Problem requirements: Make an exact copy of all the material below, apart from the pictures.

-=-=-

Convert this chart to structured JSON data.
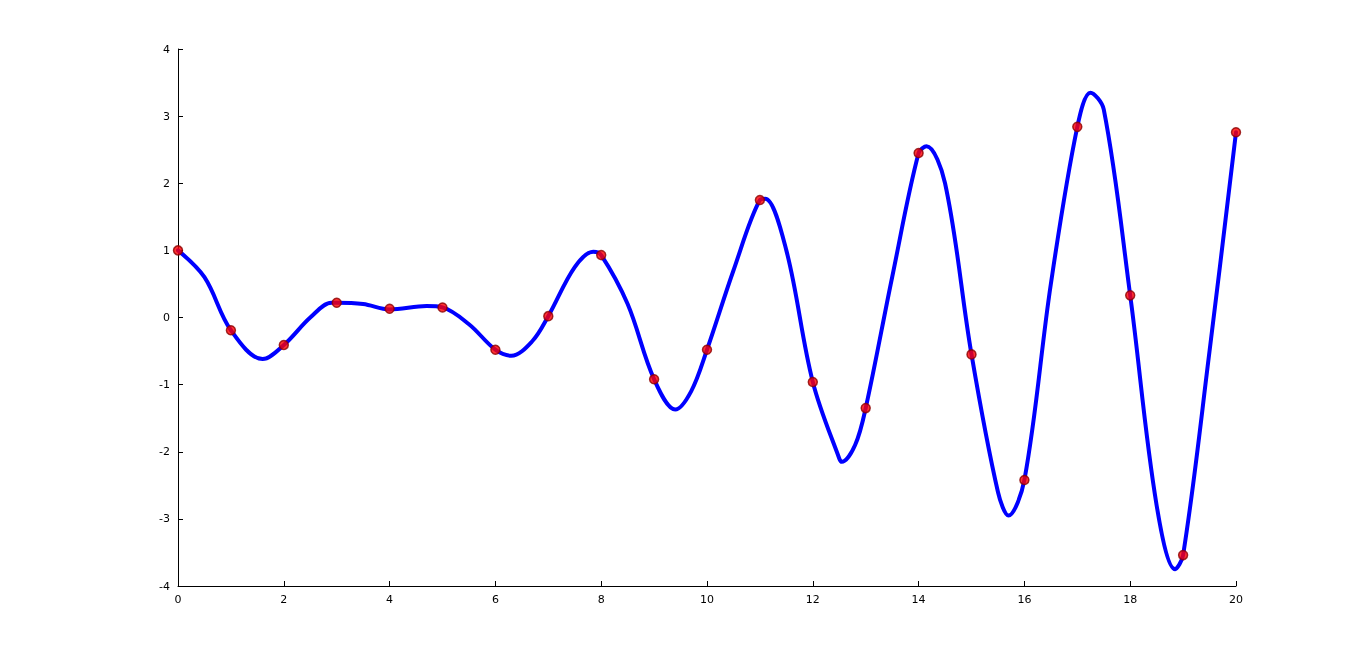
{
  "chart_data": {
    "type": "line",
    "xlim": [
      0,
      20
    ],
    "xticks": [
      0,
      2,
      4,
      6,
      8,
      10,
      12,
      14,
      16,
      18,
      20
    ],
    "ylim": [
      -4,
      4
    ],
    "yticks": [
      -4,
      -3,
      -2,
      -1,
      0,
      1,
      2,
      3,
      4
    ],
    "grid": false,
    "line_style": "solid",
    "series": [
      {
        "color": "#0000ff",
        "marker": "none",
        "x": [
          0,
          0.5,
          1,
          1.6,
          2,
          2.5,
          2.9,
          3,
          3.5,
          4,
          4.7,
          5,
          5.5,
          6,
          6.3,
          6.7,
          7,
          7.5,
          7.85,
          8,
          8.5,
          9,
          9.4,
          9.7,
          10,
          10.5,
          11,
          11.1,
          11.5,
          12,
          12.5,
          12.55,
          12.8,
          13,
          13.5,
          14,
          14.15,
          14.5,
          15,
          15.5,
          15.7,
          16,
          16.5,
          17,
          17.25,
          17.5,
          18,
          18.5,
          18.85,
          19,
          19.5,
          20
        ],
        "values": [
          1.0,
          0.6,
          -0.19,
          -0.62,
          -0.41,
          0.0,
          0.22,
          0.22,
          0.2,
          0.12,
          0.17,
          0.15,
          -0.1,
          -0.48,
          -0.57,
          -0.35,
          0.02,
          0.75,
          0.98,
          0.93,
          0.2,
          -0.92,
          -1.37,
          -1.1,
          -0.48,
          0.7,
          1.75,
          1.77,
          1.0,
          -0.96,
          -2.1,
          -2.15,
          -1.9,
          -1.35,
          0.6,
          2.45,
          2.55,
          2.0,
          -0.55,
          -2.6,
          -2.95,
          -2.42,
          0.5,
          2.84,
          3.35,
          3.1,
          0.33,
          -2.8,
          -3.75,
          -3.54,
          -0.5,
          2.76
        ]
      },
      {
        "type": "scatter",
        "color": "#ff0000",
        "marker": "circle",
        "x": [
          0,
          1,
          2,
          3,
          4,
          5,
          6,
          7,
          8,
          9,
          10,
          11,
          12,
          13,
          14,
          15,
          16,
          17,
          18,
          19,
          20
        ],
        "values": [
          1.0,
          -0.19,
          -0.41,
          0.22,
          0.13,
          0.15,
          -0.48,
          0.02,
          0.93,
          -0.92,
          -0.48,
          1.75,
          -0.96,
          -1.35,
          2.45,
          -0.55,
          -2.42,
          2.84,
          0.33,
          -3.54,
          2.76
        ]
      }
    ]
  }
}
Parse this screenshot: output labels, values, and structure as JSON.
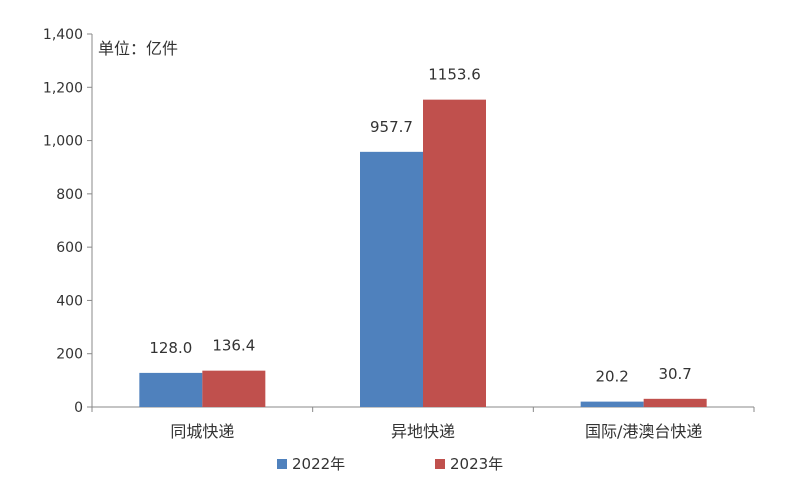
{
  "chart_data": {
    "type": "bar",
    "unit_label": "单位：亿件",
    "categories": [
      "同城快递",
      "异地快递",
      "国际/港澳台快递"
    ],
    "series": [
      {
        "name": "2022年",
        "values": [
          128.0,
          957.7,
          20.2
        ],
        "labels": [
          "128.0",
          "957.7",
          "20.2"
        ],
        "color": "#4F81BD"
      },
      {
        "name": "2023年",
        "values": [
          136.4,
          1153.6,
          30.7
        ],
        "labels": [
          "136.4",
          "1153.6",
          "30.7"
        ],
        "color": "#C0504D"
      }
    ],
    "ylim": [
      0,
      1400
    ],
    "yticks": [
      0,
      200,
      400,
      600,
      800,
      1000,
      1200,
      1400
    ],
    "ytick_labels": [
      "0",
      "200",
      "400",
      "600",
      "800",
      "1,000",
      "1,200",
      "1,400"
    ],
    "legend_position": "bottom",
    "grid": false
  }
}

-=-=-

In response:
Convert this chart to structured JSON data.
{
  "chart_data": {
    "type": "line",
    "xlim": [
      0,
      20
    ],
    "xticks": [
      0,
      2,
      4,
      6,
      8,
      10,
      12,
      14,
      16,
      18,
      20
    ],
    "ylim": [
      -4,
      4
    ],
    "yticks": [
      -4,
      -3,
      -2,
      -1,
      0,
      1,
      2,
      3,
      4
    ],
    "grid": false,
    "line_style": "solid",
    "series": [
      {
        "color": "#0000ff",
        "marker": "none",
        "x": [
          0,
          0.5,
          1,
          1.6,
          2,
          2.5,
          2.9,
          3,
          3.5,
          4,
          4.7,
          5,
          5.5,
          6,
          6.3,
          6.7,
          7,
          7.5,
          7.85,
          8,
          8.5,
          9,
          9.4,
          9.7,
          10,
          10.5,
          11,
          11.1,
          11.5,
          12,
          12.5,
          12.55,
          12.8,
          13,
          13.5,
          14,
          14.15,
          14.5,
          15,
          15.5,
          15.7,
          16,
          16.5,
          17,
          17.25,
          17.5,
          18,
          18.5,
          18.85,
          19,
          19.5,
          20
        ],
        "values": [
          1.0,
          0.6,
          -0.19,
          -0.62,
          -0.41,
          0.0,
          0.22,
          0.22,
          0.2,
          0.12,
          0.17,
          0.15,
          -0.1,
          -0.48,
          -0.57,
          -0.35,
          0.02,
          0.75,
          0.98,
          0.93,
          0.2,
          -0.92,
          -1.37,
          -1.1,
          -0.48,
          0.7,
          1.75,
          1.77,
          1.0,
          -0.96,
          -2.1,
          -2.15,
          -1.9,
          -1.35,
          0.6,
          2.45,
          2.55,
          2.0,
          -0.55,
          -2.6,
          -2.95,
          -2.42,
          0.5,
          2.84,
          3.35,
          3.1,
          0.33,
          -2.8,
          -3.75,
          -3.54,
          -0.5,
          2.76
        ]
      },
      {
        "type": "scatter",
        "color": "#ff0000",
        "marker": "circle",
        "x": [
          0,
          1,
          2,
          3,
          4,
          5,
          6,
          7,
          8,
          9,
          10,
          11,
          12,
          13,
          14,
          15,
          16,
          17,
          18,
          19,
          20
        ],
        "values": [
          1.0,
          -0.19,
          -0.41,
          0.22,
          0.13,
          0.15,
          -0.48,
          0.02,
          0.93,
          -0.92,
          -0.48,
          1.75,
          -0.96,
          -1.35,
          2.45,
          -0.55,
          -2.42,
          2.84,
          0.33,
          -3.54,
          2.76
        ]
      }
    ]
  }
}
Parse this screenshot: output labels, values, and structure as JSON.
{
  "chart_data": {
    "type": "bar",
    "unit_label": "单位：亿件",
    "categories": [
      "同城快递",
      "异地快递",
      "国际/港澳台快递"
    ],
    "series": [
      {
        "name": "2022年",
        "values": [
          128.0,
          957.7,
          20.2
        ],
        "labels": [
          "128.0",
          "957.7",
          "20.2"
        ],
        "color": "#4F81BD"
      },
      {
        "name": "2023年",
        "values": [
          136.4,
          1153.6,
          30.7
        ],
        "labels": [
          "136.4",
          "1153.6",
          "30.7"
        ],
        "color": "#C0504D"
      }
    ],
    "ylim": [
      0,
      1400
    ],
    "yticks": [
      0,
      200,
      400,
      600,
      800,
      1000,
      1200,
      1400
    ],
    "ytick_labels": [
      "0",
      "200",
      "400",
      "600",
      "800",
      "1,000",
      "1,200",
      "1,400"
    ],
    "legend_position": "bottom",
    "grid": false
  }
}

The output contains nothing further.